─── STORED ROWS

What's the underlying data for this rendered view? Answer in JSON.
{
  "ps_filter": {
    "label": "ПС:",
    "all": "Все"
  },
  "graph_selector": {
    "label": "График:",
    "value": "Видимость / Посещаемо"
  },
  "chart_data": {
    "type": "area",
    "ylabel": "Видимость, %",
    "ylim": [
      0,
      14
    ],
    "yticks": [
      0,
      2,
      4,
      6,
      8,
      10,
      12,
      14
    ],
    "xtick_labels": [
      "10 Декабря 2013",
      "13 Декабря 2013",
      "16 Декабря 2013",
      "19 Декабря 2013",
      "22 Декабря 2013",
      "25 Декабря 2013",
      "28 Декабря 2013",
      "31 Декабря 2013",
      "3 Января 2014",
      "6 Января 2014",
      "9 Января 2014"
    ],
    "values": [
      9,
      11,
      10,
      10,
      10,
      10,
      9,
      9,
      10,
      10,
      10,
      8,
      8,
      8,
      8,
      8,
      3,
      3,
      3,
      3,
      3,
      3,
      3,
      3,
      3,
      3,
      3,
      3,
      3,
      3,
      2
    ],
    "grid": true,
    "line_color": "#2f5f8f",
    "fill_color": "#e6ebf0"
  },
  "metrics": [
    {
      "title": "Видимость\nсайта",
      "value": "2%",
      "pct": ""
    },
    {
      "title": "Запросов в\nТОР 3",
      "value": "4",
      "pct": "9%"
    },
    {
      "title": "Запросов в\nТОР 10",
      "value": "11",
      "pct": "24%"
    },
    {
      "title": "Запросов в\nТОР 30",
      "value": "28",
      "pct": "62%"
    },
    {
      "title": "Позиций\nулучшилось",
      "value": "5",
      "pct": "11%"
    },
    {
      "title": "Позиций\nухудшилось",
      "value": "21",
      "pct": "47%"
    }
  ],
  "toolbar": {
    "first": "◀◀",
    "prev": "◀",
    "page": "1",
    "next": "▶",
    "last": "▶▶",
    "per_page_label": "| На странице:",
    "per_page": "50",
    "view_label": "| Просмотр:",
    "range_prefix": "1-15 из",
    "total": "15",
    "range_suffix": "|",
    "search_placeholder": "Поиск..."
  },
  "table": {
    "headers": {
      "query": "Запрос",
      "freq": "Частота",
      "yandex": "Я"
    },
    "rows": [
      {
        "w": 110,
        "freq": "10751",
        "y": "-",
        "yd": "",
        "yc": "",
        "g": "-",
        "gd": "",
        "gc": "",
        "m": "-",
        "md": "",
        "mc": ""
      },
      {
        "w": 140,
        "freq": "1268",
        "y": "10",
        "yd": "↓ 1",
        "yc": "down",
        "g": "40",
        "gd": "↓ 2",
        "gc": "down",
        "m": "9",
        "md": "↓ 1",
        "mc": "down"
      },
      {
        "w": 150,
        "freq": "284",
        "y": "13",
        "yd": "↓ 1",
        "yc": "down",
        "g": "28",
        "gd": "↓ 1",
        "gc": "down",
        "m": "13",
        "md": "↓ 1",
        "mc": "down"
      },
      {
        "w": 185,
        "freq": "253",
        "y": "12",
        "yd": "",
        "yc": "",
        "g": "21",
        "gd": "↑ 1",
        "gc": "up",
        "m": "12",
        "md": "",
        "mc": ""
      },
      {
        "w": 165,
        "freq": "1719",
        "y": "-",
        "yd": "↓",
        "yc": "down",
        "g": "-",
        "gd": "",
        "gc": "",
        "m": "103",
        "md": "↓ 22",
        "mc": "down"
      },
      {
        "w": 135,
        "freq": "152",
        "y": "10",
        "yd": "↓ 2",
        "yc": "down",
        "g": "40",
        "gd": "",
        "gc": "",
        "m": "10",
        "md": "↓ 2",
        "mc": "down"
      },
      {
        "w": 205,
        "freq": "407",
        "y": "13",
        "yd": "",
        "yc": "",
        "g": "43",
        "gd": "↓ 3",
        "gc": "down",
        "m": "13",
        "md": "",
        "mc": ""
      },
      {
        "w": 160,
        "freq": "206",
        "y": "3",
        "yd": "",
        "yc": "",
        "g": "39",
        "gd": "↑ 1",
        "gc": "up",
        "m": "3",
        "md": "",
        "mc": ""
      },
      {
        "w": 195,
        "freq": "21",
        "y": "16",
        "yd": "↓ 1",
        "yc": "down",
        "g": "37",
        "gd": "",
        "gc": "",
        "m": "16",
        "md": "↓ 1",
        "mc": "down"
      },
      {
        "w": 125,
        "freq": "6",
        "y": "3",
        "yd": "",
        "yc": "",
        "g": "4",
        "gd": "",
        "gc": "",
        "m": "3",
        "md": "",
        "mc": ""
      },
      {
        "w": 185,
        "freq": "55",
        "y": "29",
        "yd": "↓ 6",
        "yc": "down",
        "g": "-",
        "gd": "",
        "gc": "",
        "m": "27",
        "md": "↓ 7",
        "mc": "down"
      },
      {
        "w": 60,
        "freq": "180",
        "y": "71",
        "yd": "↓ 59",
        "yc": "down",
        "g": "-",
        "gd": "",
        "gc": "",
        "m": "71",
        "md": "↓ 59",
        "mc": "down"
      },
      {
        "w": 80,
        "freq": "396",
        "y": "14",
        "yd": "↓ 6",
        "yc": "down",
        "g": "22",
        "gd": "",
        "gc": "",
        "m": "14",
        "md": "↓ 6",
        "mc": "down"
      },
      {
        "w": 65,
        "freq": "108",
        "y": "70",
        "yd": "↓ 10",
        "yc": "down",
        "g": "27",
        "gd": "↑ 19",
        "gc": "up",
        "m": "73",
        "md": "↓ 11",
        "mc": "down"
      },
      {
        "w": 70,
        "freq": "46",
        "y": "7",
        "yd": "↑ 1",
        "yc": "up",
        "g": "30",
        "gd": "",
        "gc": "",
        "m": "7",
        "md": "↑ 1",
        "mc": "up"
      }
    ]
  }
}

──────

## GIVEN TASK
All lines above with "Января" in them should be returned.

## EXERCISE SOLUTION
      "3 Января 2014",
      "6 Января 2014",
      "9 Января 2014"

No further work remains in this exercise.